WHAT YOU NEED TO DO
Keep every line where the word "better" appears; drop the rest.

RECORDS FOR THIS EXERCISE
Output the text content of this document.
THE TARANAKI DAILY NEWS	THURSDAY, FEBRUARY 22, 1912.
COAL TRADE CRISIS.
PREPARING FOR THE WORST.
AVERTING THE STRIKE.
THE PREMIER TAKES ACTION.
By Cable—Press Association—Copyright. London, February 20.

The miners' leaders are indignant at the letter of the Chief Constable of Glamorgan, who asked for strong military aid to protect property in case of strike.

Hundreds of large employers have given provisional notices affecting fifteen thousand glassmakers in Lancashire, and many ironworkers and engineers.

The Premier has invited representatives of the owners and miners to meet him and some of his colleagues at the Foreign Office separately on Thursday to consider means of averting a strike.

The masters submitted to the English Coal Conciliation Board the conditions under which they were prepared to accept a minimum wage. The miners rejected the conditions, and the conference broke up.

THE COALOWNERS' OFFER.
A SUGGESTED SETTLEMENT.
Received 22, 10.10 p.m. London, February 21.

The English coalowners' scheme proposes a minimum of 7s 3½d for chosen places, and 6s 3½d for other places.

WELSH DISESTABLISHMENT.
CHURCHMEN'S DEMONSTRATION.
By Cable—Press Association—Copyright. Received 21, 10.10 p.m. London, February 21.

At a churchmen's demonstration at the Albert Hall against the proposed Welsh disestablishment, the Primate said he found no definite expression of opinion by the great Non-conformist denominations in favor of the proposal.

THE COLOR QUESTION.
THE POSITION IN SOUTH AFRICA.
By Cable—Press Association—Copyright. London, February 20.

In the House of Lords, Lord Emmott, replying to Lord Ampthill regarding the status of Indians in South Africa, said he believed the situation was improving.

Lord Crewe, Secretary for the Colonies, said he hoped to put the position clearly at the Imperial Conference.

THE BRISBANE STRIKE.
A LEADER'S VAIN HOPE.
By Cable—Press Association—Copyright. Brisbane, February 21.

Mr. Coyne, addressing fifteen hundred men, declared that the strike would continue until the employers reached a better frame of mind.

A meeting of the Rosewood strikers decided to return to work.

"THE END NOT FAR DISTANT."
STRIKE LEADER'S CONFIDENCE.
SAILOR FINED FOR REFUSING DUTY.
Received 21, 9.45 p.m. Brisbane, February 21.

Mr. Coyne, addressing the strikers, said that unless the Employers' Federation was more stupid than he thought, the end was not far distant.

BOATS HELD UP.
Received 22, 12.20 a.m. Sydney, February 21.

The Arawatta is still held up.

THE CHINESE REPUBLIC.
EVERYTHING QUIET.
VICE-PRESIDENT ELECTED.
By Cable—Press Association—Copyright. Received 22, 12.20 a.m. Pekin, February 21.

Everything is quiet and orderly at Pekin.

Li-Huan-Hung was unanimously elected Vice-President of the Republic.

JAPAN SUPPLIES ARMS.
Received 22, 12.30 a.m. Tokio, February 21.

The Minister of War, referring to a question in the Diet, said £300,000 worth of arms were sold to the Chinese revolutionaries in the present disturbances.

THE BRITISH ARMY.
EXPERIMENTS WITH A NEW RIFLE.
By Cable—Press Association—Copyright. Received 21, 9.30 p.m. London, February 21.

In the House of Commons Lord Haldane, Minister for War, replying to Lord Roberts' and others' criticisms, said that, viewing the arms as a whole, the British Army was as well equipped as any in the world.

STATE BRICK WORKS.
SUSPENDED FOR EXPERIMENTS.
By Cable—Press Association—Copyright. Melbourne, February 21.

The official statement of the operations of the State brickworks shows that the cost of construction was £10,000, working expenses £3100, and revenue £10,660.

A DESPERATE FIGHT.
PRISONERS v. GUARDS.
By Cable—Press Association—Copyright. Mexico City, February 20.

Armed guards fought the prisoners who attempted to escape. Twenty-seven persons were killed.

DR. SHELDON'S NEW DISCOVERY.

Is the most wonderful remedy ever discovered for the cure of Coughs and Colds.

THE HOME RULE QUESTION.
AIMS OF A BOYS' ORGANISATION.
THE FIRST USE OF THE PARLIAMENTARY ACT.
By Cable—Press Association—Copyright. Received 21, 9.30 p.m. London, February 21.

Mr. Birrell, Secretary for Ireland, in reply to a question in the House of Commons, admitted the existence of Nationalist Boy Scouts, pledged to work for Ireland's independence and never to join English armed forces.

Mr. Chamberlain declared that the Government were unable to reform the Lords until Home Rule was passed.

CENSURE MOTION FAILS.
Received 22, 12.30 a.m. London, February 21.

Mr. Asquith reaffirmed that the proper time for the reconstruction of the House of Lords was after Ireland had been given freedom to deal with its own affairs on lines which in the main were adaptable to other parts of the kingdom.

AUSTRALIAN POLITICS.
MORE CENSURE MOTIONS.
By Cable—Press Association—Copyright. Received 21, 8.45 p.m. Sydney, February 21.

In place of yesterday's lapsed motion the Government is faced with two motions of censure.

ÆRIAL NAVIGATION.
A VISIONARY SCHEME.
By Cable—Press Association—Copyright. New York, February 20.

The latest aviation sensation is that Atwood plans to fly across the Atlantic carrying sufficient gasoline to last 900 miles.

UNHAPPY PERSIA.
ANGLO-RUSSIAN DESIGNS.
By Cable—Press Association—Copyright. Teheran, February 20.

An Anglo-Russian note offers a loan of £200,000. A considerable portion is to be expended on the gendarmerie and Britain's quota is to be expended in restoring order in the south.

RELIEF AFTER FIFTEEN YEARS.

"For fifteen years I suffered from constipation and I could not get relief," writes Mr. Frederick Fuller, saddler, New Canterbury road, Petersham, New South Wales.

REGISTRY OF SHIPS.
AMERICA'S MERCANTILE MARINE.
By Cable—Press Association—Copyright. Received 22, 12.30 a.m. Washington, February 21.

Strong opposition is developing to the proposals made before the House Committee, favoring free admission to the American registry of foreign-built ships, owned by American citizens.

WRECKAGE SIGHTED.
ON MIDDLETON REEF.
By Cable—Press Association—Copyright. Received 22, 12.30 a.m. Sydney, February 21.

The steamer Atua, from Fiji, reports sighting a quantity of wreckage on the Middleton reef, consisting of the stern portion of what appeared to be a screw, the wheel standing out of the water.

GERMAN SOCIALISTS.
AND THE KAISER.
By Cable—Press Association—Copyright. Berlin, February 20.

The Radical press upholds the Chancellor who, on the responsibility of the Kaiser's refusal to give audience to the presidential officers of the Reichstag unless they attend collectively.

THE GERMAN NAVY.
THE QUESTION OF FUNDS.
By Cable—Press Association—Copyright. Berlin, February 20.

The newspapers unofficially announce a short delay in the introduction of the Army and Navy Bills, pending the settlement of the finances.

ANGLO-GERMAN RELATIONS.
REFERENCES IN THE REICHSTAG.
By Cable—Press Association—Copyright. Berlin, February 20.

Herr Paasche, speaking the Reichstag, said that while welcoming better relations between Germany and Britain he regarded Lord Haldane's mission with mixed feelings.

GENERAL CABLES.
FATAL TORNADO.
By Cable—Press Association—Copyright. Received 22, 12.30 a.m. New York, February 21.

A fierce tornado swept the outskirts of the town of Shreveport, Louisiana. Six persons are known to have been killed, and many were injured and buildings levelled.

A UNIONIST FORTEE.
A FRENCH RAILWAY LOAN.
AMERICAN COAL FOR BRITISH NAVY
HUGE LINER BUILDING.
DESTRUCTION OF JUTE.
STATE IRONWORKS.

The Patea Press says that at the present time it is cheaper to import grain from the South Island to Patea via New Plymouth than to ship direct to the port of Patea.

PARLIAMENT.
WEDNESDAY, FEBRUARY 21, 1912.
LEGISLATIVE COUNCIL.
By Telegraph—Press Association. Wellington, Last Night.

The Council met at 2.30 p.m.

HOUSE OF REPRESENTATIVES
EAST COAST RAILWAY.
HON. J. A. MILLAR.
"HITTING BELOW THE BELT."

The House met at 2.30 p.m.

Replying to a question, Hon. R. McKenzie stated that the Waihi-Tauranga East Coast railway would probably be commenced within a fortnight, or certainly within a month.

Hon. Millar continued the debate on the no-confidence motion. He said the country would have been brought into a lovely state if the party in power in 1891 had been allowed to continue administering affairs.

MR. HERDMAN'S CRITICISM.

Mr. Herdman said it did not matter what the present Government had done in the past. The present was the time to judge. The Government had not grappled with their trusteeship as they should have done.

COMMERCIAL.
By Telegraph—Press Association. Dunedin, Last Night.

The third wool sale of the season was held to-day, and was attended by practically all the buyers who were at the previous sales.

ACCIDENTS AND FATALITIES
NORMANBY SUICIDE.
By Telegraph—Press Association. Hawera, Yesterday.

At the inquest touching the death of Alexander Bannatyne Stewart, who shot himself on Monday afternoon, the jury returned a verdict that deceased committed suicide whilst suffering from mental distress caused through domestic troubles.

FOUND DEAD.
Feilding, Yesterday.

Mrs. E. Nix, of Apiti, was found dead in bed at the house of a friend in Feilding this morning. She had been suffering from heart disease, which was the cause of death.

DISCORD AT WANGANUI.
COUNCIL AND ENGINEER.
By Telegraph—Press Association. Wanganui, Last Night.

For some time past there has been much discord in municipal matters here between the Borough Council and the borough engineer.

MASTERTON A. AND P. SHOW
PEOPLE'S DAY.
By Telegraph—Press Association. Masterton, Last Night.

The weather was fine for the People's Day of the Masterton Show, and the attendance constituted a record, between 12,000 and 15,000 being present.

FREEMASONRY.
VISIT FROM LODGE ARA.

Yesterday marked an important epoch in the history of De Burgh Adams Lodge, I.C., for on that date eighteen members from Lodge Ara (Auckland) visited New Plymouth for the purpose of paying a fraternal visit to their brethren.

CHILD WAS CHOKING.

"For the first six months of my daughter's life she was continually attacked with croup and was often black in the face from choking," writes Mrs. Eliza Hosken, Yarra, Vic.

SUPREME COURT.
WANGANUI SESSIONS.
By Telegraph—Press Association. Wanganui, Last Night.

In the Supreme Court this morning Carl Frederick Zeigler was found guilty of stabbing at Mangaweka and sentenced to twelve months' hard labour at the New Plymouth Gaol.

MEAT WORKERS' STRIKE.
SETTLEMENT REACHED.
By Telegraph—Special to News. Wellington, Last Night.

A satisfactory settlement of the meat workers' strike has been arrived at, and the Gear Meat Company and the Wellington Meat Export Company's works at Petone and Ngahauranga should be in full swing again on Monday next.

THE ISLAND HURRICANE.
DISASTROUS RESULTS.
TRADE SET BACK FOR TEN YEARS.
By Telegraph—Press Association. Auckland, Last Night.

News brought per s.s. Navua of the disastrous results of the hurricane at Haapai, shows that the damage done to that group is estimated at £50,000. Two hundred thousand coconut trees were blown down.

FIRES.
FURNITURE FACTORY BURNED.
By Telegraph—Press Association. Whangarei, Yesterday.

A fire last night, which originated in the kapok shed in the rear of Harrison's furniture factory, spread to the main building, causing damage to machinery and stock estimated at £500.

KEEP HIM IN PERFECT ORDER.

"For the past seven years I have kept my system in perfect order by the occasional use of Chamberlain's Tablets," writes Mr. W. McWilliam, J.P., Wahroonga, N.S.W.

EXERCISE ANSWER
Mr. Coyne, addressing fifteen hundred men, declared that the strike would continue until the employers reached a better frame of mind.
Herr Paasche, speaking the Reichstag, said that while welcoming better relations between Germany and Britain he regarded Lord Haldane's mission with mixed feelings.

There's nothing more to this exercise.